>> BEGIN Exercise input

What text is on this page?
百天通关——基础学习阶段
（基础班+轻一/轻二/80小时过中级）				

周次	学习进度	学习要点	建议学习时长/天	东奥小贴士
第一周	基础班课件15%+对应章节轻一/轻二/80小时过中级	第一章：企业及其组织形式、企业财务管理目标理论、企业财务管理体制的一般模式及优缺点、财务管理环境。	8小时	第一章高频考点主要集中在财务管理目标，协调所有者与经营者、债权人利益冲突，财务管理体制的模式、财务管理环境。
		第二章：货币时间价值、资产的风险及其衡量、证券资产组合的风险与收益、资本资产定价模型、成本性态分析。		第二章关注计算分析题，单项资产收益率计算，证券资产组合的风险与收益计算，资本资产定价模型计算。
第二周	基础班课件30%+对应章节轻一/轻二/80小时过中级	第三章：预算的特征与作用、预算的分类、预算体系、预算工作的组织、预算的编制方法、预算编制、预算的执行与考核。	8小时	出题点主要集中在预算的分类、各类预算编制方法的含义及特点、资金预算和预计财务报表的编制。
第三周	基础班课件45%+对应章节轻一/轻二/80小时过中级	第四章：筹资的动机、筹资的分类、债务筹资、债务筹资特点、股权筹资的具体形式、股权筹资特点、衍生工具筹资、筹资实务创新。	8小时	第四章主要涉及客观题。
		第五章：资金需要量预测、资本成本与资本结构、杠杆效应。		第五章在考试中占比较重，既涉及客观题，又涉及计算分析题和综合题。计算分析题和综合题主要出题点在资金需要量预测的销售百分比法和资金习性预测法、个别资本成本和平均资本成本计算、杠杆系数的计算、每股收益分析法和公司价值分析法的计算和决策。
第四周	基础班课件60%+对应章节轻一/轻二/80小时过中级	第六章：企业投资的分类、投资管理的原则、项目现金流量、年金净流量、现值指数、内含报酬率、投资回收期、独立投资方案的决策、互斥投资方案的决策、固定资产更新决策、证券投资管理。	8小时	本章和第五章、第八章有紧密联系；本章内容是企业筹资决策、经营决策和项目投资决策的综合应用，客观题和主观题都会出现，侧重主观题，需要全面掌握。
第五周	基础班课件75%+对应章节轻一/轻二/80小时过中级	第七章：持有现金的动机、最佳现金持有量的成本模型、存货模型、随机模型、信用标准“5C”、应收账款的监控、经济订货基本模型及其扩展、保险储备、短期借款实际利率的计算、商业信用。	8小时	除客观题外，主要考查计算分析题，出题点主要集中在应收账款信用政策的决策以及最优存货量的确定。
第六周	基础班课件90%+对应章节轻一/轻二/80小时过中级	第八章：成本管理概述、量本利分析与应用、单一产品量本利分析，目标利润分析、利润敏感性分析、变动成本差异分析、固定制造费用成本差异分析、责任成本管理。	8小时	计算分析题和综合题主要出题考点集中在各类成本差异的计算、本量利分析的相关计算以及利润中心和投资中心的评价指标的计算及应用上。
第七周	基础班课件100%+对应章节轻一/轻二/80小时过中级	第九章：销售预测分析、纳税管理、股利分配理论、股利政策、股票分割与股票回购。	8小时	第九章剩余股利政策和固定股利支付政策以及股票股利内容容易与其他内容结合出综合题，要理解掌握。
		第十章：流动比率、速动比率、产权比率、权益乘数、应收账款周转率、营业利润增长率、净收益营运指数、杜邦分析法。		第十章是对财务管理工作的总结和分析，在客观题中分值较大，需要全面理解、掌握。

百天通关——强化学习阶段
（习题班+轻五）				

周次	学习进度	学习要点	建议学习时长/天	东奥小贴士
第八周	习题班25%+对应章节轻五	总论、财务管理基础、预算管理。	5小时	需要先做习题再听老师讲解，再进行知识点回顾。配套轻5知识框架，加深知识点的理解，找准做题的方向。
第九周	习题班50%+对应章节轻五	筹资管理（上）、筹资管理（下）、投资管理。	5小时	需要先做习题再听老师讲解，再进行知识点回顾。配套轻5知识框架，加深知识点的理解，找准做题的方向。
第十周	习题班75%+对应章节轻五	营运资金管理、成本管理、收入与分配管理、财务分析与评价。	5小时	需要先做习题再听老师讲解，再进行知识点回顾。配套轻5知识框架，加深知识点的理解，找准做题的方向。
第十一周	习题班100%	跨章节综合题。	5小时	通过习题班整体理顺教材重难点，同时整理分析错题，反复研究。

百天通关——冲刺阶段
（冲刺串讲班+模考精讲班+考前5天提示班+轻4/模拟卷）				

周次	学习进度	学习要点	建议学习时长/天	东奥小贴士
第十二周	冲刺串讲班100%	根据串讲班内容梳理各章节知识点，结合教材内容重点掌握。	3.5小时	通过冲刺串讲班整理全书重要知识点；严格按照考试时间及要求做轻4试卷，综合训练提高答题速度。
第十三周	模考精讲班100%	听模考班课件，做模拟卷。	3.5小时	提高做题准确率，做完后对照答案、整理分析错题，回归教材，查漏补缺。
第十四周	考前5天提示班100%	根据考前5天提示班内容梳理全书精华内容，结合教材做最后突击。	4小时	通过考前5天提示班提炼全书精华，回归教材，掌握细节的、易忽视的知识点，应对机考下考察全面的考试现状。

>> END Exercise input

Problem details:
Gather from the data above every line with the string "对应章节轻五".

Output of the exercise:
第八周	习题班25%+对应章节轻五	总论、财务管理基础、预算管理。	5小时	需要先做习题再听老师讲解，再进行知识点回顾。配套轻5知识框架，加深知识点的理解，找准做题的方向。
第九周	习题班50%+对应章节轻五	筹资管理（上）、筹资管理（下）、投资管理。	5小时	需要先做习题再听老师讲解，再进行知识点回顾。配套轻5知识框架，加深知识点的理解，找准做题的方向。
第十周	习题班75%+对应章节轻五	营运资金管理、成本管理、收入与分配管理、财务分析与评价。	5小时	需要先做习题再听老师讲解，再进行知识点回顾。配套轻5知识框架，加深知识点的理解，找准做题的方向。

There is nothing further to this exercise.